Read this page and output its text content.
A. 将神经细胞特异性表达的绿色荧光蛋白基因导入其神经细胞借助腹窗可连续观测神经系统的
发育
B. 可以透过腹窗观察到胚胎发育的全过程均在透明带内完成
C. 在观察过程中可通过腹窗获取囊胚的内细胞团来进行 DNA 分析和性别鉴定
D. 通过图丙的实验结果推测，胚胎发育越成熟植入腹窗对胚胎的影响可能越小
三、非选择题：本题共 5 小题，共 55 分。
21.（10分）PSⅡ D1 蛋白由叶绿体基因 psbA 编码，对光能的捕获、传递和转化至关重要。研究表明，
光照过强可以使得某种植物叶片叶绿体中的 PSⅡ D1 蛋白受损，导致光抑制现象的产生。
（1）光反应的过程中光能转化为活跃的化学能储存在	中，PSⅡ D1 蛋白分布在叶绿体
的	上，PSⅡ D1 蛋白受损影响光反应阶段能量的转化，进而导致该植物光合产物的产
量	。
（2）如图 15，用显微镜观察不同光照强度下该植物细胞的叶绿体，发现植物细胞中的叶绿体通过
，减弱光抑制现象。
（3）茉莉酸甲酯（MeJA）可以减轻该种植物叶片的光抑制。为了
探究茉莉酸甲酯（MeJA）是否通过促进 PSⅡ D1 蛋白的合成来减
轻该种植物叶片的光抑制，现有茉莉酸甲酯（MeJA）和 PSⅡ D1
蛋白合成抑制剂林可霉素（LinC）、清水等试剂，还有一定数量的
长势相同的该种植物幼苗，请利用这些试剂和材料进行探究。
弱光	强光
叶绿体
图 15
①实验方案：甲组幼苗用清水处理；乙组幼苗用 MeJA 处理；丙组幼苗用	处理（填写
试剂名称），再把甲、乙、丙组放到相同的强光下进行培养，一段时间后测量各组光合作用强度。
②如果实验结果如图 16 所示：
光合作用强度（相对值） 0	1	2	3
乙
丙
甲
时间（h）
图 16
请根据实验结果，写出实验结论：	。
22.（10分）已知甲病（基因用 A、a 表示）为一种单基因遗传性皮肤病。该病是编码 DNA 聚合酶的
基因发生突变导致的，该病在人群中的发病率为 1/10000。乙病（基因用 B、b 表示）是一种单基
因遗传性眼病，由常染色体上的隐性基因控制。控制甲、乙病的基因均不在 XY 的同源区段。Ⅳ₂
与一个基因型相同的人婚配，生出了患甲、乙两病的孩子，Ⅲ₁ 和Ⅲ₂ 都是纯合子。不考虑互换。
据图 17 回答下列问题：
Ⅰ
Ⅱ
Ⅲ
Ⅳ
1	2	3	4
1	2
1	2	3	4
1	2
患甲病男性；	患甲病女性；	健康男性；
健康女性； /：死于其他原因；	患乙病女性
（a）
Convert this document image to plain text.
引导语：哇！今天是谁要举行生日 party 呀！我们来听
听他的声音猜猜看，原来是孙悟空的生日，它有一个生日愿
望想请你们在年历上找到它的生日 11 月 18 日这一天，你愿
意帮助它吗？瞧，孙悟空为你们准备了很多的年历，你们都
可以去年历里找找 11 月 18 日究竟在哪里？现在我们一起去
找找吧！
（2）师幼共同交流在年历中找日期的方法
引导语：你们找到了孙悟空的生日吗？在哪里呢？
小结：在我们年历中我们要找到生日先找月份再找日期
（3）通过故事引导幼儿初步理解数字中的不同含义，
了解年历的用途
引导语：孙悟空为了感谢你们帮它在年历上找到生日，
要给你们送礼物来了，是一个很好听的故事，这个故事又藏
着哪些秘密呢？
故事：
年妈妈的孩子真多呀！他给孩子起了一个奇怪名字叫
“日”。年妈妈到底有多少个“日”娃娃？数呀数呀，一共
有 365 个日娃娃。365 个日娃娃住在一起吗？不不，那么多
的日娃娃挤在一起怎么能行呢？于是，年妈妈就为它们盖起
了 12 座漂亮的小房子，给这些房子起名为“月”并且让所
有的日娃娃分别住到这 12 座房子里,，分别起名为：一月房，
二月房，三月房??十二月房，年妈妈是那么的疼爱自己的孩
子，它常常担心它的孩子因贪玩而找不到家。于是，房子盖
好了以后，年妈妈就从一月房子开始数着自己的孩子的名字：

--------

Collect each line containing the string "this".

▶ _OUTPUT OF THE EXERCISE_
Read this page and output its text content.
Convert this document image to plain text.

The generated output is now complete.